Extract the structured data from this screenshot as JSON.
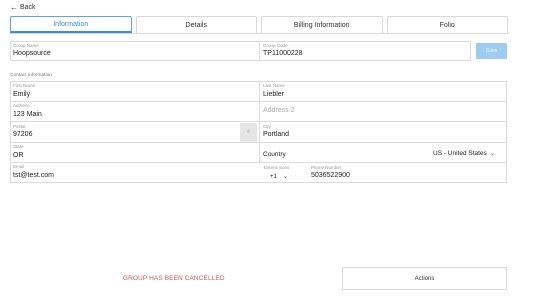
{
  "back": {
    "label": "Back"
  },
  "tabs": [
    {
      "label": "Information",
      "active": true
    },
    {
      "label": "Details",
      "active": false
    },
    {
      "label": "Billing Information",
      "active": false
    },
    {
      "label": "Folio",
      "active": false
    }
  ],
  "group": {
    "name_label": "Group Name",
    "name_value": "Hoopsource",
    "code_label": "Group Code",
    "code_value": "TP11000228",
    "save_label": "Save"
  },
  "contact": {
    "section_title": "Contact Information",
    "first_name_label": "First Name",
    "first_name_value": "Emily",
    "last_name_label": "Last Name",
    "last_name_value": "Liebler",
    "address_label": "Address",
    "address_value": "123 Main",
    "address2_placeholder": "Address 2",
    "postal_label": "Postal",
    "postal_value": "97206",
    "city_label": "City",
    "city_value": "Portland",
    "state_label": "State",
    "state_value": "OR",
    "country_label": "Country",
    "country_value": "US - United States",
    "email_label": "Email",
    "email_value": "tst@test.com",
    "extension_label": "Extens Sons",
    "extension_value": "+1",
    "phone_label": "Phone Number",
    "phone_value": "5036522900"
  },
  "footer": {
    "cancel_message": "GROUP HAS BEEN CANCELLED",
    "actions_label": "Actions"
  },
  "colors": {
    "accent": "#3b8fd9",
    "save_disabled": "#9fcdf0",
    "cancel_red": "#e05252"
  }
}
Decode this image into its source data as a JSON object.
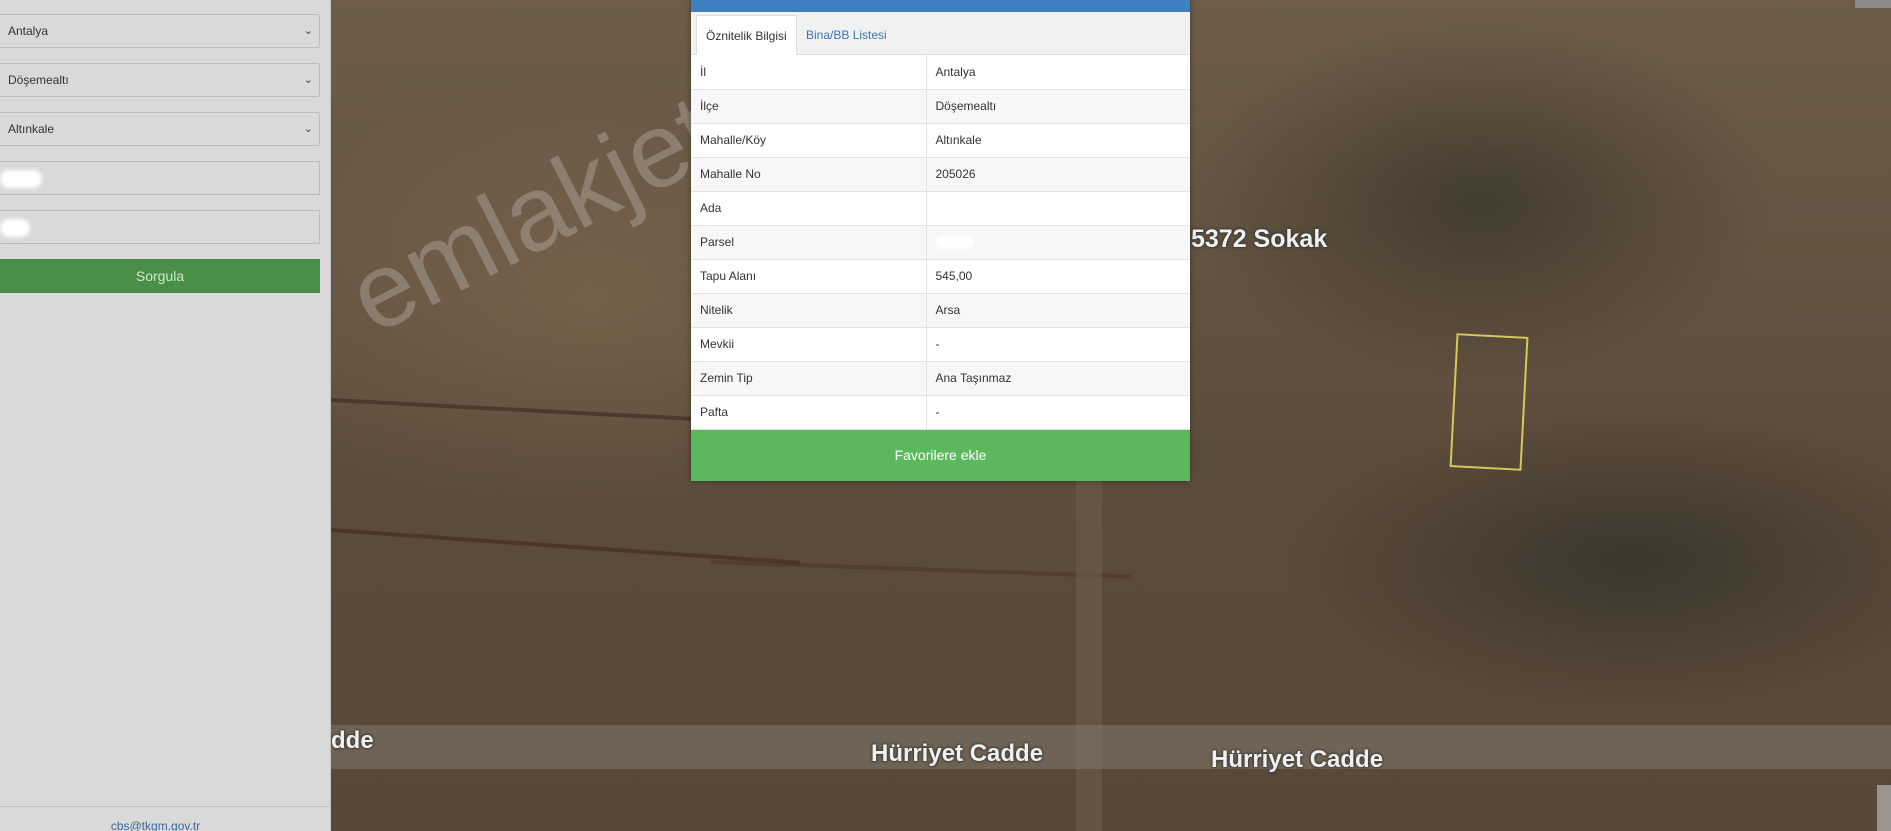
{
  "sidebar": {
    "il_select": "Antalya",
    "ilce_select": "Döşemealtı",
    "mahalle_select": "Altınkale",
    "ada_input": "",
    "parsel_input": "",
    "query_button": "Sorgula",
    "footer_email": "cbs@tkgm.gov.tr"
  },
  "map": {
    "labels": {
      "street_top": "5372 Sokak",
      "road_left": "dde",
      "road_mid": "Hürriyet Cadde",
      "road_right": "Hürriyet Cadde"
    },
    "watermark": "emlakjet.com"
  },
  "popup": {
    "tabs": [
      "Öznitelik Bilgisi",
      "Bina/BB Listesi"
    ],
    "rows": [
      {
        "key": "İl",
        "value": "Antalya"
      },
      {
        "key": "İlçe",
        "value": "Döşemealtı"
      },
      {
        "key": "Mahalle/Köy",
        "value": "Altınkale"
      },
      {
        "key": "Mahalle No",
        "value": "205026"
      },
      {
        "key": "Ada",
        "value": ""
      },
      {
        "key": "Parsel",
        "value": ""
      },
      {
        "key": "Tapu Alanı",
        "value": "545,00"
      },
      {
        "key": "Nitelik",
        "value": "Arsa"
      },
      {
        "key": "Mevkii",
        "value": "-"
      },
      {
        "key": "Zemin Tip",
        "value": "Ana Taşınmaz"
      },
      {
        "key": "Pafta",
        "value": "-"
      }
    ],
    "favorite_button": "Favorilere ekle"
  },
  "colors": {
    "header_blue": "#3d7fc0",
    "favorite_green": "#5cb85c",
    "query_green": "#4a8f47",
    "parcel_outline": "#d6c85a"
  }
}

=-=-=

### What to produce
Print the entries above exactly, taking out only the pictures.

### Task result
Extract the structured data from this screenshot as JSON.
{
  "back": {
    "label": "Back"
  },
  "tabs": [
    {
      "label": "Information",
      "active": true
    },
    {
      "label": "Details",
      "active": false
    },
    {
      "label": "Billing Information",
      "active": false
    },
    {
      "label": "Folio",
      "active": false
    }
  ],
  "group": {
    "name_label": "Group Name",
    "name_value": "Hoopsource",
    "code_label": "Group Code",
    "code_value": "TP11000228",
    "save_label": "Save"
  },
  "contact": {
    "section_title": "Contact Information",
    "first_name_label": "First Name",
    "first_name_value": "Emily",
    "last_name_label": "Last Name",
    "last_name_value": "Liebler",
    "address_label": "Address",
    "address_value": "123 Main",
    "address2_placeholder": "Address 2",
    "postal_label": "Postal",
    "postal_value": "97206",
    "city_label": "City",
    "city_value": "Portland",
    "state_label": "State",
    "state_value": "OR",
    "country_label": "Country",
    "country_value": "US - United States",
    "email_label": "Email",
    "email_value": "tst@test.com",
    "extension_label": "Extens Sons",
    "extension_value": "+1",
    "phone_label": "Phone Number",
    "phone_value": "5036522900"
  },
  "footer": {
    "cancel_message": "GROUP HAS BEEN CANCELLED",
    "actions_label": "Actions"
  },
  "colors": {
    "accent": "#3b8fd9",
    "save_disabled": "#9fcdf0",
    "cancel_red": "#e05252"
  }
}
Decode this image into its source data as a JSON object.
{
  "sidebar": {
    "il_select": "Antalya",
    "ilce_select": "Döşemealtı",
    "mahalle_select": "Altınkale",
    "ada_input": "",
    "parsel_input": "",
    "query_button": "Sorgula",
    "footer_email": "cbs@tkgm.gov.tr"
  },
  "map": {
    "labels": {
      "street_top": "5372 Sokak",
      "road_left": "dde",
      "road_mid": "Hürriyet Cadde",
      "road_right": "Hürriyet Cadde"
    },
    "watermark": "emlakjet.com"
  },
  "popup": {
    "tabs": [
      "Öznitelik Bilgisi",
      "Bina/BB Listesi"
    ],
    "rows": [
      {
        "key": "İl",
        "value": "Antalya"
      },
      {
        "key": "İlçe",
        "value": "Döşemealtı"
      },
      {
        "key": "Mahalle/Köy",
        "value": "Altınkale"
      },
      {
        "key": "Mahalle No",
        "value": "205026"
      },
      {
        "key": "Ada",
        "value": ""
      },
      {
        "key": "Parsel",
        "value": ""
      },
      {
        "key": "Tapu Alanı",
        "value": "545,00"
      },
      {
        "key": "Nitelik",
        "value": "Arsa"
      },
      {
        "key": "Mevkii",
        "value": "-"
      },
      {
        "key": "Zemin Tip",
        "value": "Ana Taşınmaz"
      },
      {
        "key": "Pafta",
        "value": "-"
      }
    ],
    "favorite_button": "Favorilere ekle"
  },
  "colors": {
    "header_blue": "#3d7fc0",
    "favorite_green": "#5cb85c",
    "query_green": "#4a8f47",
    "parcel_outline": "#d6c85a"
  }
}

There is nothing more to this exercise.